#### What is required
Return each entry exactly, with none missing.

#### Dataset records
---

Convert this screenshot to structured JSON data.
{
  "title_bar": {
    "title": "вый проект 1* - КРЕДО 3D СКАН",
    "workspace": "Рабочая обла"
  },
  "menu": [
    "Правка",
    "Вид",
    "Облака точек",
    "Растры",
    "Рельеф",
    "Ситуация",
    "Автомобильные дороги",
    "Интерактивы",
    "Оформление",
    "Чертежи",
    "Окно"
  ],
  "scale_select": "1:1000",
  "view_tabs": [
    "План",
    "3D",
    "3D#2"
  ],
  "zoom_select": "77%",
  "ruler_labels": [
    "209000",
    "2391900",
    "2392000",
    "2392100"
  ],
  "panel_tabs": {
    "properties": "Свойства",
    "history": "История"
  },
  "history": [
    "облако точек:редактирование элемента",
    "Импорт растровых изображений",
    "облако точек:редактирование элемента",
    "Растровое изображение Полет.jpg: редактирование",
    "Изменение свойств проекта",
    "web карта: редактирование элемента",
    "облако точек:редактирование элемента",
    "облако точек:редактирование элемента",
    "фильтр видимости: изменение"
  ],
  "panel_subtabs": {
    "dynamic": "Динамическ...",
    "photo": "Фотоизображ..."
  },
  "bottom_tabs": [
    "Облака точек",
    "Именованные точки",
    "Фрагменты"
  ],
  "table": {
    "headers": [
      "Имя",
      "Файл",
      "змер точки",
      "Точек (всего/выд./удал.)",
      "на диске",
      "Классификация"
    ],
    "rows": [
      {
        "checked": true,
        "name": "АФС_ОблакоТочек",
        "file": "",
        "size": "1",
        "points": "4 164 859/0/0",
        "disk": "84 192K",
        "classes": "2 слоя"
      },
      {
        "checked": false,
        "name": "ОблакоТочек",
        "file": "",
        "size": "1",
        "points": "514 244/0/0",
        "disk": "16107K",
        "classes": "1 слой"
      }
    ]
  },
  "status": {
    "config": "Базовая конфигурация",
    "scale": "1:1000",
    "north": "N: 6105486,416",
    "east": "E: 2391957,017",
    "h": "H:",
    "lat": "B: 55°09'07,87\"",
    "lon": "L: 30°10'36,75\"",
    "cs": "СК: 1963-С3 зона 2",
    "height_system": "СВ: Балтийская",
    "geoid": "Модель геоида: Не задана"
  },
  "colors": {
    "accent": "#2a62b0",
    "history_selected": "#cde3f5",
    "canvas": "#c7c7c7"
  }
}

---

#### Output for this task
Convert this screenshot to structured JSON data.
{
  "title_bar": {
    "title": "вый проект 1* - КРЕДО 3D СКАН",
    "workspace": "Рабочая обла"
  },
  "menu": [
    "Правка",
    "Вид",
    "Облака точек",
    "Растры",
    "Рельеф",
    "Ситуация",
    "Автомобильные дороги",
    "Интерактивы",
    "Оформление",
    "Чертежи",
    "Окно"
  ],
  "scale_select": "1:1000",
  "view_tabs": [
    "План",
    "3D",
    "3D#2"
  ],
  "zoom_select": "77%",
  "ruler_labels": [
    "209000",
    "2391900",
    "2392000",
    "2392100"
  ],
  "panel_tabs": {
    "properties": "Свойства",
    "history": "История"
  },
  "history": [
    "облако точек:редактирование элемента",
    "Импорт растровых изображений",
    "облако точек:редактирование элемента",
    "Растровое изображение Полет.jpg: редактирование",
    "Изменение свойств проекта",
    "web карта: редактирование элемента",
    "облако точек:редактирование элемента",
    "облако точек:редактирование элемента",
    "фильтр видимости: изменение"
  ],
  "panel_subtabs": {
    "dynamic": "Динамическ...",
    "photo": "Фотоизображ..."
  },
  "bottom_tabs": [
    "Облака точек",
    "Именованные точки",
    "Фрагменты"
  ],
  "table": {
    "headers": [
      "Имя",
      "Файл",
      "змер точки",
      "Точек (всего/выд./удал.)",
      "на диске",
      "Классификация"
    ],
    "rows": [
      {
        "checked": true,
        "name": "АФС_ОблакоТочек",
        "file": "",
        "size": "1",
        "points": "4 164 859/0/0",
        "disk": "84 192K",
        "classes": "2 слоя"
      },
      {
        "checked": false,
        "name": "ОблакоТочек",
        "file": "",
        "size": "1",
        "points": "514 244/0/0",
        "disk": "16107K",
        "classes": "1 слой"
      }
    ]
  },
  "status": {
    "config": "Базовая конфигурация",
    "scale": "1:1000",
    "north": "N: 6105486,416",
    "east": "E: 2391957,017",
    "h": "H:",
    "lat": "B: 55°09'07,87\"",
    "lon": "L: 30°10'36,75\"",
    "cs": "СК: 1963-С3 зона 2",
    "height_system": "СВ: Балтийская",
    "geoid": "Модель геоида: Не задана"
  },
  "colors": {
    "accent": "#2a62b0",
    "history_selected": "#cde3f5",
    "canvas": "#c7c7c7"
  }
}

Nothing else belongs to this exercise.